◆ **Exercise details**
From the listing below, work out how many lines contain "Правительством". Reply with that number only.

(Collection entries)
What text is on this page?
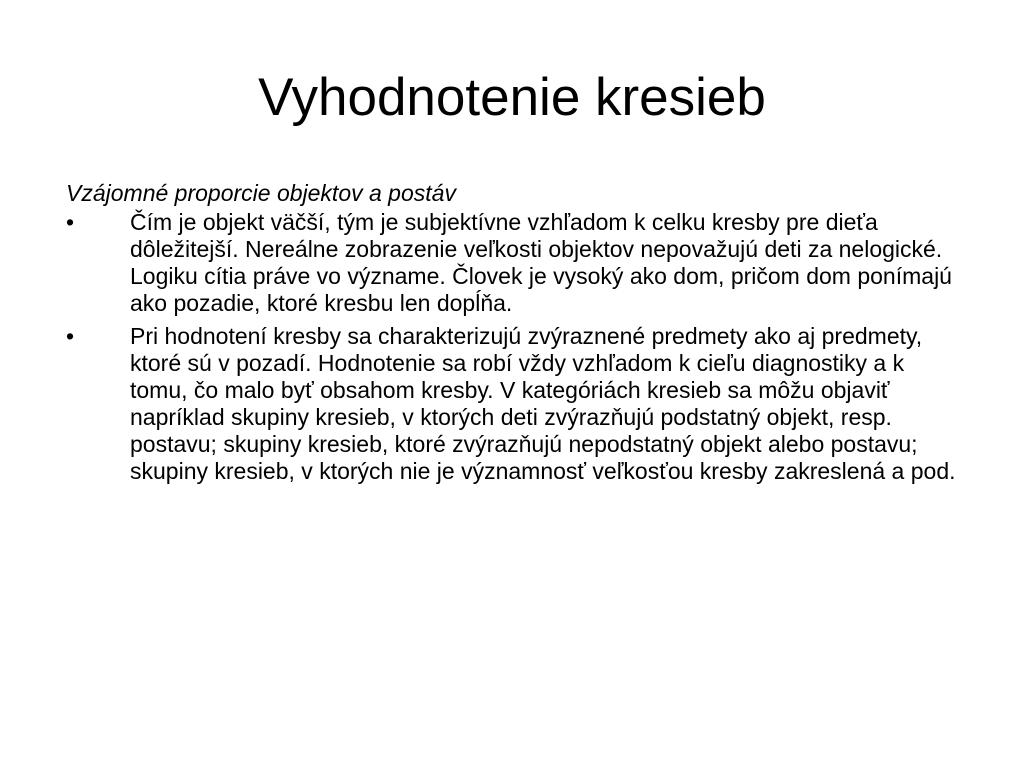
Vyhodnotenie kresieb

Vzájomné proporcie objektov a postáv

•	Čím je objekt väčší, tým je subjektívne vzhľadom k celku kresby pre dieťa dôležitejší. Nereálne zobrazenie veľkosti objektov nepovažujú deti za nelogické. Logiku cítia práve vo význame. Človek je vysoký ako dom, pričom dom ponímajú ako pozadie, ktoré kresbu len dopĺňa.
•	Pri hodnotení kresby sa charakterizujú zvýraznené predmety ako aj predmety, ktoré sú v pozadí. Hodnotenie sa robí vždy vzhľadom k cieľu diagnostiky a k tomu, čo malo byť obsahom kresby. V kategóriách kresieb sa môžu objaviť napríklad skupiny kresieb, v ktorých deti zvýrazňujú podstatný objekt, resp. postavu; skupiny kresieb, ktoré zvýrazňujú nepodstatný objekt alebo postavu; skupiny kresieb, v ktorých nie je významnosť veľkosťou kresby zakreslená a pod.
* * *
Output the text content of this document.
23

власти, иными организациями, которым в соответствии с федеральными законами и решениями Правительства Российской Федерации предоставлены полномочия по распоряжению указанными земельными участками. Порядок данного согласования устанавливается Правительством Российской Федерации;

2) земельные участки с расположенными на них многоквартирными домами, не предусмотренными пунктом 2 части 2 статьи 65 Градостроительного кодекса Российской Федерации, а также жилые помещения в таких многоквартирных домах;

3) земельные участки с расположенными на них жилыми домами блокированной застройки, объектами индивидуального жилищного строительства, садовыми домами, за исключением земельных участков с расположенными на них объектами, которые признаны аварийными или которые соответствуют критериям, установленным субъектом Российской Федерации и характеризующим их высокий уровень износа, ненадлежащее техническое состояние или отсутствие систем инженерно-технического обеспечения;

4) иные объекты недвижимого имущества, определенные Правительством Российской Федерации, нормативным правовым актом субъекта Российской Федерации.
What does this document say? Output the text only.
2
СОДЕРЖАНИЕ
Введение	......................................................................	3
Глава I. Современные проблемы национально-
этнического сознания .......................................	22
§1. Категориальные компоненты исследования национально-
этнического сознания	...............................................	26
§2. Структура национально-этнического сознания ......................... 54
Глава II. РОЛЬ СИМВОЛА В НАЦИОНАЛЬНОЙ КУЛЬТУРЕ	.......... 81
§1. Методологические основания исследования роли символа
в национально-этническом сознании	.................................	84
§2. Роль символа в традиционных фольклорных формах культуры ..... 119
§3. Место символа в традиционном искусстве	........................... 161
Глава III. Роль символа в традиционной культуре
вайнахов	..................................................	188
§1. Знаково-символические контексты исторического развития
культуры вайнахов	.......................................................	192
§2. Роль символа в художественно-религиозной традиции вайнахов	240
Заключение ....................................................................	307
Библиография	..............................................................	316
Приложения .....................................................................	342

◆ **Answer to the task**
2